▸ Task details
Rewrite these lines with "Choose a subject" changed to "Select a subject" and nothing else altered.
-------- Items
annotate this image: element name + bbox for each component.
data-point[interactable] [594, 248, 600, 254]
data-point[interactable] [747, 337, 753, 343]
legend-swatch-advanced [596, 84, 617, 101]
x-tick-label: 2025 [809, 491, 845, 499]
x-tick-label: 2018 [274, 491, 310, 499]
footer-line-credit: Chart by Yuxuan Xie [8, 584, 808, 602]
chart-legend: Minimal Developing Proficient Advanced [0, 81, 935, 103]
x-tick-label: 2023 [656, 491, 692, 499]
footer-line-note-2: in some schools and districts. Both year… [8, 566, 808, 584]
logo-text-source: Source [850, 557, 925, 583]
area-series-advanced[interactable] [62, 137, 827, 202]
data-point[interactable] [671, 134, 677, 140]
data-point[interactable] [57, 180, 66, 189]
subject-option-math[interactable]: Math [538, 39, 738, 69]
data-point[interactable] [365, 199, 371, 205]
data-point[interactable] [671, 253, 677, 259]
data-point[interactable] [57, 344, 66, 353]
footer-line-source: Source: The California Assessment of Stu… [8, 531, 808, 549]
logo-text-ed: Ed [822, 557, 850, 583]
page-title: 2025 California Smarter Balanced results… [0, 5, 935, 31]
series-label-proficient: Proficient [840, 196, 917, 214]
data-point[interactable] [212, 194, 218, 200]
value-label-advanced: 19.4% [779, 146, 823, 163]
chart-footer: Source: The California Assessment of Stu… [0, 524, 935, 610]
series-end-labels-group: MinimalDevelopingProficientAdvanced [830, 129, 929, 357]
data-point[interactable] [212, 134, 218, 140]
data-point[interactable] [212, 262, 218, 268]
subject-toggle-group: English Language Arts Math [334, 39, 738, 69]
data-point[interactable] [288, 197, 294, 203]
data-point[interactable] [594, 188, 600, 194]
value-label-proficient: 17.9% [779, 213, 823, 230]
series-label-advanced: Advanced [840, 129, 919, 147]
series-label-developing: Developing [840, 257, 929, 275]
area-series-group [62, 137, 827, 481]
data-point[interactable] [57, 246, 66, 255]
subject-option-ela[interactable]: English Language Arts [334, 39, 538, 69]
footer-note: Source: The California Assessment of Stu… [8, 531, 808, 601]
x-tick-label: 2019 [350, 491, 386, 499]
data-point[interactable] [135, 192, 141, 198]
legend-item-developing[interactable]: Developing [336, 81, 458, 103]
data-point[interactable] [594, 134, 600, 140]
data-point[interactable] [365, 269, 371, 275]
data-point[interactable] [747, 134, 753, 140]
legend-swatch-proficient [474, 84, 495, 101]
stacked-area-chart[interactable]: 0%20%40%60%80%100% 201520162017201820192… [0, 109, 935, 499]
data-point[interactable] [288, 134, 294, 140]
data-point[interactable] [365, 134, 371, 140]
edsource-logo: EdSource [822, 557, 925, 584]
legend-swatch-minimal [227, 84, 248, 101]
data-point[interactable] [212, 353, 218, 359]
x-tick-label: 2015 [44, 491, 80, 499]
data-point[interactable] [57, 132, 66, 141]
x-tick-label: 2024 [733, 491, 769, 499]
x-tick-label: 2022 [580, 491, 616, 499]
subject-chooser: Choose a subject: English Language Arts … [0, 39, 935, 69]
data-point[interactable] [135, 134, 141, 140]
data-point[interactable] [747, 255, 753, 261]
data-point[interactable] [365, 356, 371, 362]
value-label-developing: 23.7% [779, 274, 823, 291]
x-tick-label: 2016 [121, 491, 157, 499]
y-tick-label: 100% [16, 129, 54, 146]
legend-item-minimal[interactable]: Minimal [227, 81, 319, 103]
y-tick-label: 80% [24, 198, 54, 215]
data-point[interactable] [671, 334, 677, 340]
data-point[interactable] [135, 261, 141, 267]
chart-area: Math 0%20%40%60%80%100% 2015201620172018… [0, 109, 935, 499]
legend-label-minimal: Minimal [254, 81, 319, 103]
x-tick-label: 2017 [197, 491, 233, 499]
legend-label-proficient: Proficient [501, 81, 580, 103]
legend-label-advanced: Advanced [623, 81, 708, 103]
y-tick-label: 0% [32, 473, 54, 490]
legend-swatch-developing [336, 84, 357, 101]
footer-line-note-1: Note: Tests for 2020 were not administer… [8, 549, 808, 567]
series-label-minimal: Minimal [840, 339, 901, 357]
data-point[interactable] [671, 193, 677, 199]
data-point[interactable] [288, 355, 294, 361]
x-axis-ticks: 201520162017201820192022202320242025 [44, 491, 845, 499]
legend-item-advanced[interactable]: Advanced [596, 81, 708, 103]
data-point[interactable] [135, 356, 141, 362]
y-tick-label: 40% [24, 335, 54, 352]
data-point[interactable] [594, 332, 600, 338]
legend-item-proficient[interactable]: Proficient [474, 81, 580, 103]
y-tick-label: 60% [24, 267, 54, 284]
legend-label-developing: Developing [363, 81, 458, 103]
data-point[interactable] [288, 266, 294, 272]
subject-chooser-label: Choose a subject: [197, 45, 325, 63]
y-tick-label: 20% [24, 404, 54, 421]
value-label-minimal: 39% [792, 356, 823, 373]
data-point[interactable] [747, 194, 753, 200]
----------------
▸ Completed task
annotate this image: element name + bbox for each component.
data-point[interactable] [594, 248, 600, 254]
data-point[interactable] [747, 337, 753, 343]
legend-swatch-advanced [596, 84, 617, 101]
x-tick-label: 2025 [809, 491, 845, 499]
x-tick-label: 2018 [274, 491, 310, 499]
footer-line-credit: Chart by Yuxuan Xie [8, 584, 808, 602]
chart-legend: Minimal Developing Proficient Advanced [0, 81, 935, 103]
x-tick-label: 2023 [656, 491, 692, 499]
footer-line-note-2: in some schools and districts. Both year… [8, 566, 808, 584]
logo-text-source: Source [850, 557, 925, 583]
area-series-advanced[interactable] [62, 137, 827, 202]
data-point[interactable] [671, 134, 677, 140]
data-point[interactable] [57, 180, 66, 189]
subject-option-math[interactable]: Math [538, 39, 738, 69]
data-point[interactable] [365, 199, 371, 205]
data-point[interactable] [671, 253, 677, 259]
data-point[interactable] [57, 344, 66, 353]
footer-line-source: Source: The California Assessment of Stu… [8, 531, 808, 549]
logo-text-ed: Ed [822, 557, 850, 583]
page-title: 2025 California Smarter Balanced results… [0, 5, 935, 31]
series-label-proficient: Proficient [840, 196, 917, 214]
data-point[interactable] [212, 194, 218, 200]
value-label-advanced: 19.4% [779, 146, 823, 163]
chart-footer: Source: The California Assessment of Stu… [0, 524, 935, 610]
series-end-labels-group: MinimalDevelopingProficientAdvanced [830, 129, 929, 357]
data-point[interactable] [212, 134, 218, 140]
data-point[interactable] [212, 262, 218, 268]
subject-toggle-group: English Language Arts Math [334, 39, 738, 69]
data-point[interactable] [288, 197, 294, 203]
data-point[interactable] [594, 188, 600, 194]
value-label-proficient: 17.9% [779, 213, 823, 230]
series-label-advanced: Advanced [840, 129, 919, 147]
series-label-developing: Developing [840, 257, 929, 275]
area-series-group [62, 137, 827, 481]
data-point[interactable] [57, 246, 66, 255]
subject-option-ela[interactable]: English Language Arts [334, 39, 538, 69]
footer-note: Source: The California Assessment of Stu… [8, 531, 808, 601]
x-tick-label: 2019 [350, 491, 386, 499]
data-point[interactable] [135, 192, 141, 198]
legend-item-developing[interactable]: Developing [336, 81, 458, 103]
data-point[interactable] [594, 134, 600, 140]
data-point[interactable] [365, 269, 371, 275]
data-point[interactable] [747, 134, 753, 140]
legend-swatch-proficient [474, 84, 495, 101]
stacked-area-chart[interactable]: 0%20%40%60%80%100% 201520162017201820192… [0, 109, 935, 499]
data-point[interactable] [288, 134, 294, 140]
data-point[interactable] [365, 134, 371, 140]
edsource-logo: EdSource [822, 557, 925, 584]
legend-swatch-minimal [227, 84, 248, 101]
data-point[interactable] [212, 353, 218, 359]
x-tick-label: 2015 [44, 491, 80, 499]
data-point[interactable] [57, 132, 66, 141]
x-tick-label: 2024 [733, 491, 769, 499]
x-tick-label: 2022 [580, 491, 616, 499]
subject-chooser: Select a subject: English Language Arts … [0, 39, 935, 69]
data-point[interactable] [135, 134, 141, 140]
data-point[interactable] [747, 255, 753, 261]
data-point[interactable] [365, 356, 371, 362]
value-label-developing: 23.7% [779, 274, 823, 291]
x-tick-label: 2016 [121, 491, 157, 499]
y-tick-label: 100% [16, 129, 54, 146]
legend-item-minimal[interactable]: Minimal [227, 81, 319, 103]
y-tick-label: 80% [24, 198, 54, 215]
data-point[interactable] [671, 334, 677, 340]
data-point[interactable] [135, 261, 141, 267]
chart-area: Math 0%20%40%60%80%100% 2015201620172018… [0, 109, 935, 499]
legend-label-minimal: Minimal [254, 81, 319, 103]
x-tick-label: 2017 [197, 491, 233, 499]
legend-label-proficient: Proficient [501, 81, 580, 103]
legend-label-advanced: Advanced [623, 81, 708, 103]
y-tick-label: 0% [32, 473, 54, 490]
legend-swatch-developing [336, 84, 357, 101]
footer-line-note-1: Note: Tests for 2020 were not administer… [8, 549, 808, 567]
series-label-minimal: Minimal [840, 339, 901, 357]
data-point[interactable] [671, 193, 677, 199]
data-point[interactable] [288, 355, 294, 361]
x-axis-ticks: 201520162017201820192022202320242025 [44, 491, 845, 499]
legend-item-advanced[interactable]: Advanced [596, 81, 708, 103]
data-point[interactable] [135, 356, 141, 362]
y-tick-label: 40% [24, 335, 54, 352]
data-point[interactable] [594, 332, 600, 338]
legend-item-proficient[interactable]: Proficient [474, 81, 580, 103]
y-tick-label: 60% [24, 267, 54, 284]
legend-label-developing: Developing [363, 81, 458, 103]
data-point[interactable] [288, 266, 294, 272]
subject-chooser-label: Select a subject: [197, 45, 325, 63]
y-tick-label: 20% [24, 404, 54, 421]
value-label-minimal: 39% [792, 356, 823, 373]
data-point[interactable] [747, 194, 753, 200]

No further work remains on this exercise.